Stored data entries:
****
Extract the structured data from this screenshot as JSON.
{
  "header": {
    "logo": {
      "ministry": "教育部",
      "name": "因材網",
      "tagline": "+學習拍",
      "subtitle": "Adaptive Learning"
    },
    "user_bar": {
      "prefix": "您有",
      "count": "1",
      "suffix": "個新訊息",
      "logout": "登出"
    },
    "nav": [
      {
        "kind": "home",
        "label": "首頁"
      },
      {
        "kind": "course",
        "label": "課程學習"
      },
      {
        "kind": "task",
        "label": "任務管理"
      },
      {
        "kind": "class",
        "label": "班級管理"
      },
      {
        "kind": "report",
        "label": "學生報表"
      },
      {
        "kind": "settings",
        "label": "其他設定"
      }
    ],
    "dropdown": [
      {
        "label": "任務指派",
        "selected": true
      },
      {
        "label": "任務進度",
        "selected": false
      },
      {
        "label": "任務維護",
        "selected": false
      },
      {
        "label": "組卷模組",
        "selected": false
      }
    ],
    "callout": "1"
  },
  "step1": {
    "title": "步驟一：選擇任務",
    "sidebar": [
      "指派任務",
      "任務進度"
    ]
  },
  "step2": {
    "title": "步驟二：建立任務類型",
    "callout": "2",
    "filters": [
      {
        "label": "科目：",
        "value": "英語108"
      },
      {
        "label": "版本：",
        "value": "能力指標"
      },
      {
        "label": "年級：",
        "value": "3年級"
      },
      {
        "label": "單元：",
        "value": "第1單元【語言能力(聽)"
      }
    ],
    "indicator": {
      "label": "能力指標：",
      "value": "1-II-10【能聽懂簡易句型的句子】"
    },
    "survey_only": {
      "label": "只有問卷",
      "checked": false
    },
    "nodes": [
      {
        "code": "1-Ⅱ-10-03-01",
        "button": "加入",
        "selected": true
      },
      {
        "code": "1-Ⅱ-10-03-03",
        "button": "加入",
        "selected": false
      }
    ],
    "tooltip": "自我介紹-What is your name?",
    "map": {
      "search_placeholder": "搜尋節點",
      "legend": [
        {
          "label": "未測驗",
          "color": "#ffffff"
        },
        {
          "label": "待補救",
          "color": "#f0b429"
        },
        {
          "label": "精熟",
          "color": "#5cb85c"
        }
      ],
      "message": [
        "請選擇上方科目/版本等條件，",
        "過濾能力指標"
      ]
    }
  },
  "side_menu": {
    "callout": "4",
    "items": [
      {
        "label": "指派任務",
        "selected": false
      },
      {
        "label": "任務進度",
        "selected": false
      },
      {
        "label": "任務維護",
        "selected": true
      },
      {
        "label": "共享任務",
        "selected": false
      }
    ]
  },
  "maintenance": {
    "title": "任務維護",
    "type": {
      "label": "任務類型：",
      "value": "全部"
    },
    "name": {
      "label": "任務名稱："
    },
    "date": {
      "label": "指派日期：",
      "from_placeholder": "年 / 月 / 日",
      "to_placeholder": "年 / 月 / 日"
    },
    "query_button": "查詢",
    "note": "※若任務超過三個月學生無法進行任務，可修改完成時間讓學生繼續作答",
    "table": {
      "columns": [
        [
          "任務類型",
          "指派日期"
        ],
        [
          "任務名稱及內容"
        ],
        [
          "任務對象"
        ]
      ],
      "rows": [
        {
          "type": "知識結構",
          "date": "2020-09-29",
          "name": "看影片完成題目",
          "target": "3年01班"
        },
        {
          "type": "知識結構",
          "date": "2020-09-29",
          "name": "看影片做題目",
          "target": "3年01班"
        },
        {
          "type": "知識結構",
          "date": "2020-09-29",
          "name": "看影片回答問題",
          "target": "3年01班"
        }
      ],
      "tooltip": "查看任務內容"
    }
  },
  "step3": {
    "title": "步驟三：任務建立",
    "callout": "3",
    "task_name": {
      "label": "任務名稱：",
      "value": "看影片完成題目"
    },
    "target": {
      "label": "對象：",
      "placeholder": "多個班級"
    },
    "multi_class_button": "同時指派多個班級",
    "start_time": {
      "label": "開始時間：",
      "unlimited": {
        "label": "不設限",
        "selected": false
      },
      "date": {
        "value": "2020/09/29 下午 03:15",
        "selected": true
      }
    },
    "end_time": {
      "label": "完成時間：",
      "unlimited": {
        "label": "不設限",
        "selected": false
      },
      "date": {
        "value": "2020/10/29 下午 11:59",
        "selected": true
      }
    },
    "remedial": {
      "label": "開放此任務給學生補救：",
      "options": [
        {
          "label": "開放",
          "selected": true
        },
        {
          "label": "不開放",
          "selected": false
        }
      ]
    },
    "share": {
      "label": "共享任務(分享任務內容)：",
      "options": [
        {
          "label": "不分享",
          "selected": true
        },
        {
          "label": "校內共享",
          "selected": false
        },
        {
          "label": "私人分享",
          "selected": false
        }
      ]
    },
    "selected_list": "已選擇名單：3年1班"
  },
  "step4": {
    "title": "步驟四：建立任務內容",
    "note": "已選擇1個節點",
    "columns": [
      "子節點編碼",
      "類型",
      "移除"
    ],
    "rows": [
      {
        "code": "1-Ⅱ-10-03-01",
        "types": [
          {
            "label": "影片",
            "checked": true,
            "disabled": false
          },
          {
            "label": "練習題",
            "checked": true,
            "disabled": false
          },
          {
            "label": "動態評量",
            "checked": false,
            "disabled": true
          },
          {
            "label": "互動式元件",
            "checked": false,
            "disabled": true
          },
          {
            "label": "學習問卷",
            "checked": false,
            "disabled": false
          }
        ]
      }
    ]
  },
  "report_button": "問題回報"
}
****
EXERCISE OBJECTIVE
Restate each record exactly as written.

RESULT OF THIS TASK
Extract the structured data from this screenshot as JSON.
{
  "header": {
    "logo": {
      "ministry": "教育部",
      "name": "因材網",
      "tagline": "+學習拍",
      "subtitle": "Adaptive Learning"
    },
    "user_bar": {
      "prefix": "您有",
      "count": "1",
      "suffix": "個新訊息",
      "logout": "登出"
    },
    "nav": [
      {
        "kind": "home",
        "label": "首頁"
      },
      {
        "kind": "course",
        "label": "課程學習"
      },
      {
        "kind": "task",
        "label": "任務管理"
      },
      {
        "kind": "class",
        "label": "班級管理"
      },
      {
        "kind": "report",
        "label": "學生報表"
      },
      {
        "kind": "settings",
        "label": "其他設定"
      }
    ],
    "dropdown": [
      {
        "label": "任務指派",
        "selected": true
      },
      {
        "label": "任務進度",
        "selected": false
      },
      {
        "label": "任務維護",
        "selected": false
      },
      {
        "label": "組卷模組",
        "selected": false
      }
    ],
    "callout": "1"
  },
  "step1": {
    "title": "步驟一：選擇任務",
    "sidebar": [
      "指派任務",
      "任務進度"
    ]
  },
  "step2": {
    "title": "步驟二：建立任務類型",
    "callout": "2",
    "filters": [
      {
        "label": "科目：",
        "value": "英語108"
      },
      {
        "label": "版本：",
        "value": "能力指標"
      },
      {
        "label": "年級：",
        "value": "3年級"
      },
      {
        "label": "單元：",
        "value": "第1單元【語言能力(聽)"
      }
    ],
    "indicator": {
      "label": "能力指標：",
      "value": "1-II-10【能聽懂簡易句型的句子】"
    },
    "survey_only": {
      "label": "只有問卷",
      "checked": false
    },
    "nodes": [
      {
        "code": "1-Ⅱ-10-03-01",
        "button": "加入",
        "selected": true
      },
      {
        "code": "1-Ⅱ-10-03-03",
        "button": "加入",
        "selected": false
      }
    ],
    "tooltip": "自我介紹-What is your name?",
    "map": {
      "search_placeholder": "搜尋節點",
      "legend": [
        {
          "label": "未測驗",
          "color": "#ffffff"
        },
        {
          "label": "待補救",
          "color": "#f0b429"
        },
        {
          "label": "精熟",
          "color": "#5cb85c"
        }
      ],
      "message": [
        "請選擇上方科目/版本等條件，",
        "過濾能力指標"
      ]
    }
  },
  "side_menu": {
    "callout": "4",
    "items": [
      {
        "label": "指派任務",
        "selected": false
      },
      {
        "label": "任務進度",
        "selected": false
      },
      {
        "label": "任務維護",
        "selected": true
      },
      {
        "label": "共享任務",
        "selected": false
      }
    ]
  },
  "maintenance": {
    "title": "任務維護",
    "type": {
      "label": "任務類型：",
      "value": "全部"
    },
    "name": {
      "label": "任務名稱："
    },
    "date": {
      "label": "指派日期：",
      "from_placeholder": "年 / 月 / 日",
      "to_placeholder": "年 / 月 / 日"
    },
    "query_button": "查詢",
    "note": "※若任務超過三個月學生無法進行任務，可修改完成時間讓學生繼續作答",
    "table": {
      "columns": [
        [
          "任務類型",
          "指派日期"
        ],
        [
          "任務名稱及內容"
        ],
        [
          "任務對象"
        ]
      ],
      "rows": [
        {
          "type": "知識結構",
          "date": "2020-09-29",
          "name": "看影片完成題目",
          "target": "3年01班"
        },
        {
          "type": "知識結構",
          "date": "2020-09-29",
          "name": "看影片做題目",
          "target": "3年01班"
        },
        {
          "type": "知識結構",
          "date": "2020-09-29",
          "name": "看影片回答問題",
          "target": "3年01班"
        }
      ],
      "tooltip": "查看任務內容"
    }
  },
  "step3": {
    "title": "步驟三：任務建立",
    "callout": "3",
    "task_name": {
      "label": "任務名稱：",
      "value": "看影片完成題目"
    },
    "target": {
      "label": "對象：",
      "placeholder": "多個班級"
    },
    "multi_class_button": "同時指派多個班級",
    "start_time": {
      "label": "開始時間：",
      "unlimited": {
        "label": "不設限",
        "selected": false
      },
      "date": {
        "value": "2020/09/29 下午 03:15",
        "selected": true
      }
    },
    "end_time": {
      "label": "完成時間：",
      "unlimited": {
        "label": "不設限",
        "selected": false
      },
      "date": {
        "value": "2020/10/29 下午 11:59",
        "selected": true
      }
    },
    "remedial": {
      "label": "開放此任務給學生補救：",
      "options": [
        {
          "label": "開放",
          "selected": true
        },
        {
          "label": "不開放",
          "selected": false
        }
      ]
    },
    "share": {
      "label": "共享任務(分享任務內容)：",
      "options": [
        {
          "label": "不分享",
          "selected": true
        },
        {
          "label": "校內共享",
          "selected": false
        },
        {
          "label": "私人分享",
          "selected": false
        }
      ]
    },
    "selected_list": "已選擇名單：3年1班"
  },
  "step4": {
    "title": "步驟四：建立任務內容",
    "note": "已選擇1個節點",
    "columns": [
      "子節點編碼",
      "類型",
      "移除"
    ],
    "rows": [
      {
        "code": "1-Ⅱ-10-03-01",
        "types": [
          {
            "label": "影片",
            "checked": true,
            "disabled": false
          },
          {
            "label": "練習題",
            "checked": true,
            "disabled": false
          },
          {
            "label": "動態評量",
            "checked": false,
            "disabled": true
          },
          {
            "label": "互動式元件",
            "checked": false,
            "disabled": true
          },
          {
            "label": "學習問卷",
            "checked": false,
            "disabled": false
          }
        ]
      }
    ]
  },
  "report_button": "問題回報"
}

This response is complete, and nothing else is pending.